Problem. Return all lines below containing the word "коллекторской".

Data records.
——————————
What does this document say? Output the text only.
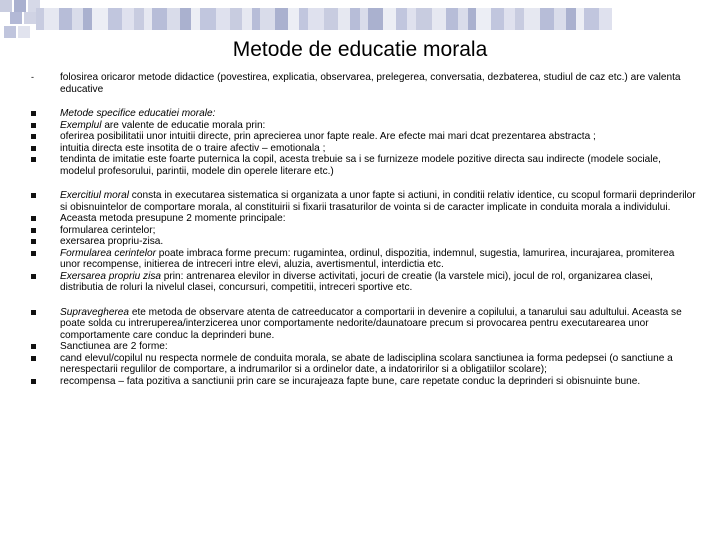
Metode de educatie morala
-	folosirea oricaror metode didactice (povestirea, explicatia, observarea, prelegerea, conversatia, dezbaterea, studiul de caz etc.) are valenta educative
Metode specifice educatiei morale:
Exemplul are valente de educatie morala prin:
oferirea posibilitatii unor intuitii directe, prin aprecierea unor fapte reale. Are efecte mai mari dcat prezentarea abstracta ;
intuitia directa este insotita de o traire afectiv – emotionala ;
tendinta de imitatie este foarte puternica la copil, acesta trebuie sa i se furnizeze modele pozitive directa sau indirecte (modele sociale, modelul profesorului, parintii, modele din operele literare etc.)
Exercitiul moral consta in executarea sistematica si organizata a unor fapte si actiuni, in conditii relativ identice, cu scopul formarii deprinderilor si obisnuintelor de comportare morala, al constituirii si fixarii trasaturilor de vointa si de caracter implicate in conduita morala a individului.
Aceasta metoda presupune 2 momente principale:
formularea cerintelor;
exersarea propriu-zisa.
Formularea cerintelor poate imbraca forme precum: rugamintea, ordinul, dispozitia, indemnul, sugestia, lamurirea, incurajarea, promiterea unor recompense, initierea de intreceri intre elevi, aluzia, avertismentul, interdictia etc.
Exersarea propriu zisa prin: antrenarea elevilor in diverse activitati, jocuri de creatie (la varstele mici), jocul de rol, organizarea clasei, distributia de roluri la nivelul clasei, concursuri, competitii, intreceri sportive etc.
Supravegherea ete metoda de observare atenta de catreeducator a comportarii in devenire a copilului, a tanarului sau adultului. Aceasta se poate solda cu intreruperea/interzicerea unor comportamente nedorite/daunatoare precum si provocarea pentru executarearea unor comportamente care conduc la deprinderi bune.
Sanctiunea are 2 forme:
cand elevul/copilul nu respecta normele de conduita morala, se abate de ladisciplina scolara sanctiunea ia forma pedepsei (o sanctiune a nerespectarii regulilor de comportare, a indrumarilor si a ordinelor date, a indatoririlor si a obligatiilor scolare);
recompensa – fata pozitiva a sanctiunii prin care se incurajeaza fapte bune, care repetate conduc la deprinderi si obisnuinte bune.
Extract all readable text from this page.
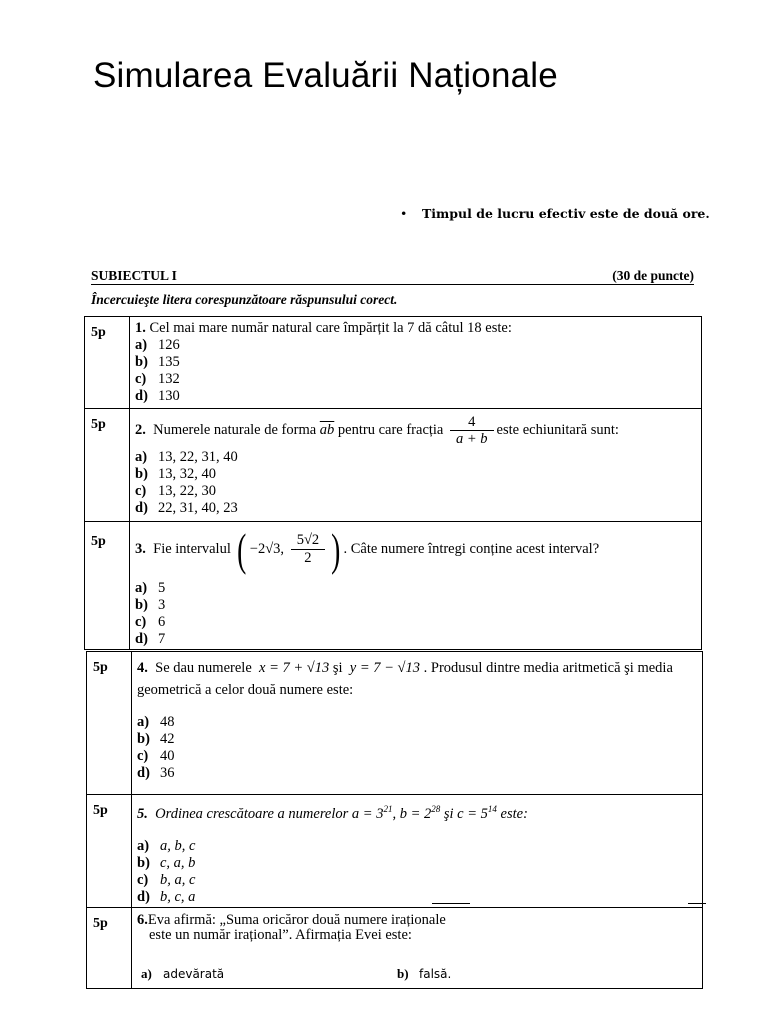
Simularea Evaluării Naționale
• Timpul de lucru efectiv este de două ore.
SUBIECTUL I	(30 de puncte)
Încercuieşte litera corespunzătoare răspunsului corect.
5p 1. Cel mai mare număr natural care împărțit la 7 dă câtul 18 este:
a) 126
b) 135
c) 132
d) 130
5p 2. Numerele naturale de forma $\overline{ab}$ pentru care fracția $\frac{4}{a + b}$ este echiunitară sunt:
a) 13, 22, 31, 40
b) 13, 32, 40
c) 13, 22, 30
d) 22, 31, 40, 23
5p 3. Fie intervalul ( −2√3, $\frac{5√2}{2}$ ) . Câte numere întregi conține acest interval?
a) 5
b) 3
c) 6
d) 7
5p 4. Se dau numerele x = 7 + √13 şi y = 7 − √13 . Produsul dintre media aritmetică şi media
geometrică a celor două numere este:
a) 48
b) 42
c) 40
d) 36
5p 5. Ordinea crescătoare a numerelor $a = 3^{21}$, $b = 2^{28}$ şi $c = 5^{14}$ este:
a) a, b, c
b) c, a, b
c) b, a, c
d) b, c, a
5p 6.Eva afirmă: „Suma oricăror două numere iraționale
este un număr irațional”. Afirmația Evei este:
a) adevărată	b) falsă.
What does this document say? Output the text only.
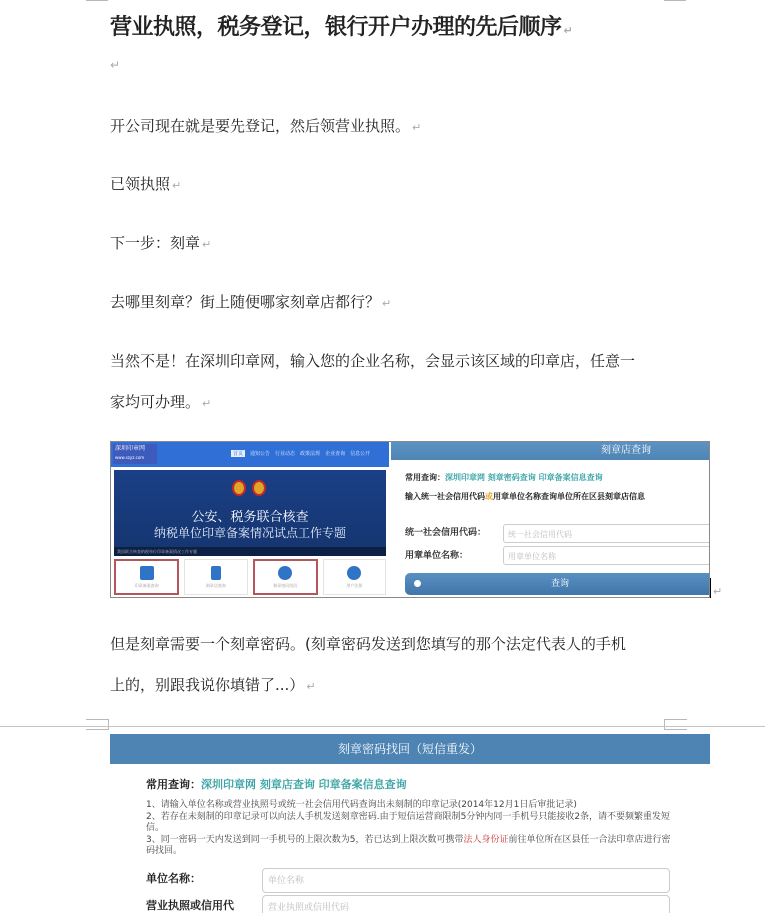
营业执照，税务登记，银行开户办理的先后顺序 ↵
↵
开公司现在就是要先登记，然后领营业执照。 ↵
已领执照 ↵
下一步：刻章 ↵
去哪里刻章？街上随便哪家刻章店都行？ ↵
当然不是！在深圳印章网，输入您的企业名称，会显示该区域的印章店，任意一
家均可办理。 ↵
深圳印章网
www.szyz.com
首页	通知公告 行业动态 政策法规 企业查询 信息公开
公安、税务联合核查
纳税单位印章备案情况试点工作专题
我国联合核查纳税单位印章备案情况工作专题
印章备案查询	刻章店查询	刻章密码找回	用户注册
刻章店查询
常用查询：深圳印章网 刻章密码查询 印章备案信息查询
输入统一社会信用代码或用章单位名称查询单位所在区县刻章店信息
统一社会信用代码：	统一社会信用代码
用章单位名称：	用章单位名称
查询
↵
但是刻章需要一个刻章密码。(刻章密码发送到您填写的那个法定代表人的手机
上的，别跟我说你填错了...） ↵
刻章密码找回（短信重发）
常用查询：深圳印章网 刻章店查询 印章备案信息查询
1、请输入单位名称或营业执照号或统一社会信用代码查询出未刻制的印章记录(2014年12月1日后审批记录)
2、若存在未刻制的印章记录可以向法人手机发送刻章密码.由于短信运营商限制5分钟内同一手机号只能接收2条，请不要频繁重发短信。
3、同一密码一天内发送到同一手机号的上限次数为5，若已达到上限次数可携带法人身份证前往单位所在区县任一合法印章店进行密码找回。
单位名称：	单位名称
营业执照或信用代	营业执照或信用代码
——————————
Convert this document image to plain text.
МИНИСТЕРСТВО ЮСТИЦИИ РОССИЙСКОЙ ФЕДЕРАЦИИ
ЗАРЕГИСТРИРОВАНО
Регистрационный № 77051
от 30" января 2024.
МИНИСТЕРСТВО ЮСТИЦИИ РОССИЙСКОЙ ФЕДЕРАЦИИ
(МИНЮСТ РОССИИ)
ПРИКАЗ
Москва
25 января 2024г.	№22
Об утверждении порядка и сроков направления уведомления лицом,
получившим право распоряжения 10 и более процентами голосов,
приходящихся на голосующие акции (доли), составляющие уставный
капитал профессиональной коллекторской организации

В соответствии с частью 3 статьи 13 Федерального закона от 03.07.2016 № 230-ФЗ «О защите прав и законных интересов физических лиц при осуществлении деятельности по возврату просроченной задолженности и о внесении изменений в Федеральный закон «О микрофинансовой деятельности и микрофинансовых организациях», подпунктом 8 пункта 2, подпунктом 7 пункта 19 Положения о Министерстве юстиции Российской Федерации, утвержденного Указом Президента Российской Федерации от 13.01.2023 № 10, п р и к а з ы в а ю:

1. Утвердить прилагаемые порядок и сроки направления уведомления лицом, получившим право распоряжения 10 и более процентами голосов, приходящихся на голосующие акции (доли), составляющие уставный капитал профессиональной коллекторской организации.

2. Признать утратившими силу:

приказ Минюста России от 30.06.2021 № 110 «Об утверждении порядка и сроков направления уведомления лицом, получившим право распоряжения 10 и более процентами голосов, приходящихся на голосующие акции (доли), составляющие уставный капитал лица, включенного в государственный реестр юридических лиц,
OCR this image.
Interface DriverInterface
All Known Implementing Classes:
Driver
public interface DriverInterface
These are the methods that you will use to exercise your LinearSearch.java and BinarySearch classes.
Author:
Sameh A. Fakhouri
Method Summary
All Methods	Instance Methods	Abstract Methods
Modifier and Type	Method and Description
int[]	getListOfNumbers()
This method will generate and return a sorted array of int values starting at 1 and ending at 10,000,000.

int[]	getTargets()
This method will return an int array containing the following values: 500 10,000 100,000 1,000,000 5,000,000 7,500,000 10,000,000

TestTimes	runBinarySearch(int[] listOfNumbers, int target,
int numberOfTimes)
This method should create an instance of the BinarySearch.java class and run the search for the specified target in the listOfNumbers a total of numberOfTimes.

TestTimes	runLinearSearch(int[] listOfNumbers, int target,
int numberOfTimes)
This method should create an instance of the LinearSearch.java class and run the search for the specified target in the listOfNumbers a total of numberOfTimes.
——————————
Result.
капитал профессиональной коллекторской организации
1. Утвердить прилагаемые порядок и сроки направления уведомления лицом, получившим право распоряжения 10 и более процентами голосов, приходящихся на голосующие акции (доли), составляющие уставный капитал профессиональной коллекторской организации.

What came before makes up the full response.